Problem statement:
Which lines of the entries contain the word "Archaea"? Please list them.

Segment Start: Record excerpts

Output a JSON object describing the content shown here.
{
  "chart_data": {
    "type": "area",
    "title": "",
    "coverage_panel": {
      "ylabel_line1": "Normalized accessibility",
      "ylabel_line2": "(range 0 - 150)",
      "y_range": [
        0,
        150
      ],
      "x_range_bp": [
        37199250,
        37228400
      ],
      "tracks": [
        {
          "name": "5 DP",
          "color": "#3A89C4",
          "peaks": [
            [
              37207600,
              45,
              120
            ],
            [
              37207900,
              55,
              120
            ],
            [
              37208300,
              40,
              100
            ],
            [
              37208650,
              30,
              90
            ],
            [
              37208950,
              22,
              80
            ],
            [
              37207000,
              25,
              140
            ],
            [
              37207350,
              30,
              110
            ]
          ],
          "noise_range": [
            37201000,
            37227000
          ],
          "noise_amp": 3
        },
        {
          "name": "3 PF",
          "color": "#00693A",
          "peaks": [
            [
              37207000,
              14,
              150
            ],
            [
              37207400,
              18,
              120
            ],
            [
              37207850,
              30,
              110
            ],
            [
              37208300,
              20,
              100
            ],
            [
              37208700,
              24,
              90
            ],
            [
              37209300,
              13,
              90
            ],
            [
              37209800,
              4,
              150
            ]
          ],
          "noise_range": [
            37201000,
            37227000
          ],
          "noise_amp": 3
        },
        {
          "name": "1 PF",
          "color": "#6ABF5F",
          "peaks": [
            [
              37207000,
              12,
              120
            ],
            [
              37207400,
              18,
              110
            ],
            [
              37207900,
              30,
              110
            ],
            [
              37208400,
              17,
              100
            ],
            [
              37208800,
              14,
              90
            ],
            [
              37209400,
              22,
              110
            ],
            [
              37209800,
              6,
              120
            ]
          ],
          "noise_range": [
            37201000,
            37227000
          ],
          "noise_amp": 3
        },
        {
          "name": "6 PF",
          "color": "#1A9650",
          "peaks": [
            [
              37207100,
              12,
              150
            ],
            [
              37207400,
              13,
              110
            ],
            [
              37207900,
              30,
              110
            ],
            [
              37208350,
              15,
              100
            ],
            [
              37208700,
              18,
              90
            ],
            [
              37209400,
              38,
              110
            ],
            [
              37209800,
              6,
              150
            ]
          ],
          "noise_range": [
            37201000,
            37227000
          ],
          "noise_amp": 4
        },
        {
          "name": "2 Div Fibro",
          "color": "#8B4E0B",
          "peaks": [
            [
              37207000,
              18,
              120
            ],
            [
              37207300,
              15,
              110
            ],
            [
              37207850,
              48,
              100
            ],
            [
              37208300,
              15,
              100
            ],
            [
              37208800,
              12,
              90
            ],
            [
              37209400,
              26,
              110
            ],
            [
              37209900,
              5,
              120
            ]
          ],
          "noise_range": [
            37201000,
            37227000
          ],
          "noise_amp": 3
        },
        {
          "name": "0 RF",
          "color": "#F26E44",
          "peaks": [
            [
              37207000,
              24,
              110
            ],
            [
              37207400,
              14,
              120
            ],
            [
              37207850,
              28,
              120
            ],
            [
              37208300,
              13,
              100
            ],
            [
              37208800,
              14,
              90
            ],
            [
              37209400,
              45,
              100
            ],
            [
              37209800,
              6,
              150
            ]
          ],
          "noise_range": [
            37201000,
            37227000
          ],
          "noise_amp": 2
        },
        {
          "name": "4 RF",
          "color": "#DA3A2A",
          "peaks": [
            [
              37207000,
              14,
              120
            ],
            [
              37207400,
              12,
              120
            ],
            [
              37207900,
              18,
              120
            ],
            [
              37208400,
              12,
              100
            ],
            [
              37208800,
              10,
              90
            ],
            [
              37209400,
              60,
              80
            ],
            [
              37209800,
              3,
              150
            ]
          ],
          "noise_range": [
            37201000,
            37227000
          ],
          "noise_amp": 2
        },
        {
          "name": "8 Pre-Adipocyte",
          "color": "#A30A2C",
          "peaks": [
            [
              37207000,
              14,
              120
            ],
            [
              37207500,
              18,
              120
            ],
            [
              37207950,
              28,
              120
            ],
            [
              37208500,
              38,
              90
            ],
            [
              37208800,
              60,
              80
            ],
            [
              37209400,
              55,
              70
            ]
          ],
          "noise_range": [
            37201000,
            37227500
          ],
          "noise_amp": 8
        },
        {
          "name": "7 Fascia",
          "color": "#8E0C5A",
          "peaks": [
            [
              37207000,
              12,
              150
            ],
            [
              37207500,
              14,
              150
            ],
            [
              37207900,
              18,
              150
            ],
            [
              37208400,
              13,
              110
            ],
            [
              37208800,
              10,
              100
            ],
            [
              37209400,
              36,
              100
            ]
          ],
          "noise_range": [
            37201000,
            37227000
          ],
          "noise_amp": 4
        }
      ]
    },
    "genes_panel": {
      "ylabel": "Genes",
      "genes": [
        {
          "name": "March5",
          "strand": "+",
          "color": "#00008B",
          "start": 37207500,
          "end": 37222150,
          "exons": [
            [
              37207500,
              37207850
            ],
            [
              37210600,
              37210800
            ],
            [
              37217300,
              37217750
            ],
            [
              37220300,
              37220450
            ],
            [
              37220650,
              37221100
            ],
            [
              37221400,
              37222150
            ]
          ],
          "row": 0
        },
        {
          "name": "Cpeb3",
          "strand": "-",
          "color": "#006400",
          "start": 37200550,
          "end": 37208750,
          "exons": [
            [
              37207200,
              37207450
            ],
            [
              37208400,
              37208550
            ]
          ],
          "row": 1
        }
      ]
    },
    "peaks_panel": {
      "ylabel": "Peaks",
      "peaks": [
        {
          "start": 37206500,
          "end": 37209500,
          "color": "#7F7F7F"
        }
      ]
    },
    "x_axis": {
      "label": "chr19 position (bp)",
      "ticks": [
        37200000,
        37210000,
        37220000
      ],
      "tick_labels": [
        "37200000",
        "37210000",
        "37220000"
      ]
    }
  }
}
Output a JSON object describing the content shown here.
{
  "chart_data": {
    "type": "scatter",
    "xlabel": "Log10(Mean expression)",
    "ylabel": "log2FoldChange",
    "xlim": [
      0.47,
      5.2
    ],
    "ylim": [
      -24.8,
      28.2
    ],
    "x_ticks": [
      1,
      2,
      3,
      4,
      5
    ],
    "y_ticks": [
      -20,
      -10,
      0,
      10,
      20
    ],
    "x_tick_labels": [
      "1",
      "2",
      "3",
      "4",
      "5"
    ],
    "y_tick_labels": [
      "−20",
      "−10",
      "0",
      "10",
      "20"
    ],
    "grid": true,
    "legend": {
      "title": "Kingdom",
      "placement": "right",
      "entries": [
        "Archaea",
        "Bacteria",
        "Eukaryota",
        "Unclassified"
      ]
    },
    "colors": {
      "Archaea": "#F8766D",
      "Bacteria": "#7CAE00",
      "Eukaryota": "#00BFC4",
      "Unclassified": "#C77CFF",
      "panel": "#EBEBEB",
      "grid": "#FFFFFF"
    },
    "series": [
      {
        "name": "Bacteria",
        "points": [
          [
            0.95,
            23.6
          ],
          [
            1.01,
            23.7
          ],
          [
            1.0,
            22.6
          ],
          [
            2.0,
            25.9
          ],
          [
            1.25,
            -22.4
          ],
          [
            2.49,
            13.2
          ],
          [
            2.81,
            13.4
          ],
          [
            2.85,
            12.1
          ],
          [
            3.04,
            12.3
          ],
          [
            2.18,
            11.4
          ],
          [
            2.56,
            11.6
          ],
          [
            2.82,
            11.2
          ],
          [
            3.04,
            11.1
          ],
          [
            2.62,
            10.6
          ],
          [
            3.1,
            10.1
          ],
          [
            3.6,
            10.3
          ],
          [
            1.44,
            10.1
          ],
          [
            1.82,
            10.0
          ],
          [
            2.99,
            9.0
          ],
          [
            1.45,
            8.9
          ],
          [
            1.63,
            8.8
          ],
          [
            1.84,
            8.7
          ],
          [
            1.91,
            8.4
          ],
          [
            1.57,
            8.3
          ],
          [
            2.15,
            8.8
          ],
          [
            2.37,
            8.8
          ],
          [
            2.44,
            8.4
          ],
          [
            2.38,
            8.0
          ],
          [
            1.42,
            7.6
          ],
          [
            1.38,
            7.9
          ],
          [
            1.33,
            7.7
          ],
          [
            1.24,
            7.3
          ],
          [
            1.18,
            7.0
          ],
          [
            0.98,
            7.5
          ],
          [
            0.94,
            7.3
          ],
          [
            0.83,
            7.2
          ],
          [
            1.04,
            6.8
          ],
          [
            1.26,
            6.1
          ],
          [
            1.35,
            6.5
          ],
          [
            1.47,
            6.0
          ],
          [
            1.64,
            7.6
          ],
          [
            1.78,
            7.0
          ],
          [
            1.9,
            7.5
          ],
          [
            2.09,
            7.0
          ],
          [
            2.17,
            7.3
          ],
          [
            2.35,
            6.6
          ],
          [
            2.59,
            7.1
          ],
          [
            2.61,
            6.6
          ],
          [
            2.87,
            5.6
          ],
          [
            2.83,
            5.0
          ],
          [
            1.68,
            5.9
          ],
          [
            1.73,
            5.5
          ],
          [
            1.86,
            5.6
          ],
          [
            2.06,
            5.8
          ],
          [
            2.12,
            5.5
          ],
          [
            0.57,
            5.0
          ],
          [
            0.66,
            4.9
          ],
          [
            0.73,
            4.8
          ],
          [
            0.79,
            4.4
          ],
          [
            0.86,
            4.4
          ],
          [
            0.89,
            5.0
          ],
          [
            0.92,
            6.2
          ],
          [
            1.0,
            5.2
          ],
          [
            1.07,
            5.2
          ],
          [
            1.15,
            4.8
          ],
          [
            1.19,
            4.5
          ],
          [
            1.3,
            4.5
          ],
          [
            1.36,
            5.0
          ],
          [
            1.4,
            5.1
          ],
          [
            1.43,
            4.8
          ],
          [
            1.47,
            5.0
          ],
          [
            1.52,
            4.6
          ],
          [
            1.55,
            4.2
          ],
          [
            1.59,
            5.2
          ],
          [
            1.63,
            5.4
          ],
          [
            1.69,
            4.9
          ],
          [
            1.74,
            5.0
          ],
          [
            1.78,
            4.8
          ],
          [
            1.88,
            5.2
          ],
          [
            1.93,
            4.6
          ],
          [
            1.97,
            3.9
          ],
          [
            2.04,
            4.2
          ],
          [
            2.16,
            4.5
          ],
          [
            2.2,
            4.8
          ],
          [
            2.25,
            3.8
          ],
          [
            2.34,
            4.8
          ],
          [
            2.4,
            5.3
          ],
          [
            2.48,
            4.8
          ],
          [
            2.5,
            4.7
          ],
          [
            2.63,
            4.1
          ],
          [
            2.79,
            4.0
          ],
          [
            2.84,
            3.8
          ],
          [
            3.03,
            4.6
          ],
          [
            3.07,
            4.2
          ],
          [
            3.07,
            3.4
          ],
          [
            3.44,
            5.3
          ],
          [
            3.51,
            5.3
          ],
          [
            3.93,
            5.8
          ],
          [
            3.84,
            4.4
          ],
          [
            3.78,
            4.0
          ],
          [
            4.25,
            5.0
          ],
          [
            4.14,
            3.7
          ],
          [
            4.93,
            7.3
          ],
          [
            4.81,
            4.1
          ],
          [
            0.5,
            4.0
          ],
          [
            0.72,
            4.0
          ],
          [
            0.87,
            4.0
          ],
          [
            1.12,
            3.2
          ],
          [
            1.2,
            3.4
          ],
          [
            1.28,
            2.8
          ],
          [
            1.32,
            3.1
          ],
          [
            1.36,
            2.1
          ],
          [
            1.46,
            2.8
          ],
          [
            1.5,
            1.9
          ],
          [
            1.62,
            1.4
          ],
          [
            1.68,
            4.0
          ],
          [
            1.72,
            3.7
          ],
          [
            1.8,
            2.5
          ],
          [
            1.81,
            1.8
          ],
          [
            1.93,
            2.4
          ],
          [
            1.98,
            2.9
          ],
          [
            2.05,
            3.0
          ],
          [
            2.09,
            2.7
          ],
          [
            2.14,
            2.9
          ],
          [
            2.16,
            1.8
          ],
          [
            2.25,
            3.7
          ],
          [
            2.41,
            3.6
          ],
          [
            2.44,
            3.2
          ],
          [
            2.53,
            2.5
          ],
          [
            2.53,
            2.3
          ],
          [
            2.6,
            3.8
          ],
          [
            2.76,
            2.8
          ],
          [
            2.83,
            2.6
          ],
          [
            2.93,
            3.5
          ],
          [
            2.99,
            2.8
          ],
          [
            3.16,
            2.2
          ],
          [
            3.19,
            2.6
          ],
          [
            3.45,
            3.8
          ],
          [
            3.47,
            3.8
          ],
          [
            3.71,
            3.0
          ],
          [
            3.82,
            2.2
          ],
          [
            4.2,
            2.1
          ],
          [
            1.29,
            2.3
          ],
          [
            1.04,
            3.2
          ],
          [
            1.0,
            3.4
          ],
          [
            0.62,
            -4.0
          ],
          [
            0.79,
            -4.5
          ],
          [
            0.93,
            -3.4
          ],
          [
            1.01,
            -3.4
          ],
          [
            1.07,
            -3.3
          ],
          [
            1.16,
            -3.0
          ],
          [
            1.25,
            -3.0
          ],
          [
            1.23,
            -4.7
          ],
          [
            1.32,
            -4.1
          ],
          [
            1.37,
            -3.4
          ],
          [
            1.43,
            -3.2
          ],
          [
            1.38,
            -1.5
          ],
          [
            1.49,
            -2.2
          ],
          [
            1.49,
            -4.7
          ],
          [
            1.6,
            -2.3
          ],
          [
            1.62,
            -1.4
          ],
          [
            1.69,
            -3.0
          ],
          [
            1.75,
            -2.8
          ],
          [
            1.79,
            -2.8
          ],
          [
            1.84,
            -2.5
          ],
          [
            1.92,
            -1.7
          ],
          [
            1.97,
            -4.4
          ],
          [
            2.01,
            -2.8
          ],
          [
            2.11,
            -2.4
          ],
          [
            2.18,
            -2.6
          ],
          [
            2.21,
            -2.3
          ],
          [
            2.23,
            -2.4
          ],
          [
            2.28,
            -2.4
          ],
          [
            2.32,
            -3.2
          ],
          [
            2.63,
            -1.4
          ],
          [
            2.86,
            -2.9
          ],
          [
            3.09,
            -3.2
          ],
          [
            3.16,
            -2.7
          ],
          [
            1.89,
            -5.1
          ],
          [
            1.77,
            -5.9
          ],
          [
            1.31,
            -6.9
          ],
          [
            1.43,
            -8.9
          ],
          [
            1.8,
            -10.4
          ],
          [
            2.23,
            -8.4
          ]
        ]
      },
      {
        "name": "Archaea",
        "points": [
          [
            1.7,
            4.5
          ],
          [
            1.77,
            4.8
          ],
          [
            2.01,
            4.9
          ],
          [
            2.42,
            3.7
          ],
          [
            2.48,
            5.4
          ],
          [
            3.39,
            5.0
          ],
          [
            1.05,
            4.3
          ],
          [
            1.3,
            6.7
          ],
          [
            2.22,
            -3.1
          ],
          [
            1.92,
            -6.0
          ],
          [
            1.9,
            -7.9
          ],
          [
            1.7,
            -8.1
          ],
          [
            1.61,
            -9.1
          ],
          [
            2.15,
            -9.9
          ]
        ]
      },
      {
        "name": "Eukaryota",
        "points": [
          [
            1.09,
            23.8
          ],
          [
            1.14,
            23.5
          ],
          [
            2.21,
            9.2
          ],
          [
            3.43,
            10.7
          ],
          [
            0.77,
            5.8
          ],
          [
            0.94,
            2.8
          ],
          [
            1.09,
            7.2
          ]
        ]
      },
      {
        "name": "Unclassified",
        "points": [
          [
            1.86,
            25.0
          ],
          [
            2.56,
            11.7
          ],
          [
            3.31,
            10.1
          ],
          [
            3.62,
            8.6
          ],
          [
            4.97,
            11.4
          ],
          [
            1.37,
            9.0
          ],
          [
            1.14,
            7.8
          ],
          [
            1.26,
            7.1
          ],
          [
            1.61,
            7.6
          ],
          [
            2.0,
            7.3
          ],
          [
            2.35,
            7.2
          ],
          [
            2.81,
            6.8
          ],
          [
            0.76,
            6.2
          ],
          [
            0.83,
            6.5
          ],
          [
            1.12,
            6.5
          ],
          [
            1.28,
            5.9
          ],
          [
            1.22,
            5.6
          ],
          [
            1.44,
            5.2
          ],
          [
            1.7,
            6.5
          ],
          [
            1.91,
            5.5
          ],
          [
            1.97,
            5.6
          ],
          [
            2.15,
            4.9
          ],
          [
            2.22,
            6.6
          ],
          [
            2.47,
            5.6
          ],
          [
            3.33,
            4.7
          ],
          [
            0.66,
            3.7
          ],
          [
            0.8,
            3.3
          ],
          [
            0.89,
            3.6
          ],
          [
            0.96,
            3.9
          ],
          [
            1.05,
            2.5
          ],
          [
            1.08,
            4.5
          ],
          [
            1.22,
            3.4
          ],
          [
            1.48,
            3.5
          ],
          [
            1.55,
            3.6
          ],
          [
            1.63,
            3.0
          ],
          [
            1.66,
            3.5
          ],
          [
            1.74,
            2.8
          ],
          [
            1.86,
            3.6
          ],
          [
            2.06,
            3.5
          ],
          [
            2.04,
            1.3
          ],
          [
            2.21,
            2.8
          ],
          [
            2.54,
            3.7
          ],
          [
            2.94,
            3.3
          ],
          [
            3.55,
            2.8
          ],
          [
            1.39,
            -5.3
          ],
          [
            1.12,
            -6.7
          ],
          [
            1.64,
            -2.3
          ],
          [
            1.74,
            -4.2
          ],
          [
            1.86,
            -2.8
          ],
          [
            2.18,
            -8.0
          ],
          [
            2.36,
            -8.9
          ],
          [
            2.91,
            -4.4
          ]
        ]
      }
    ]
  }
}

Segment End: Record excerpts

Output for this task:
        "Archaea",
      "Archaea": "#F8766D",
        "name": "Archaea",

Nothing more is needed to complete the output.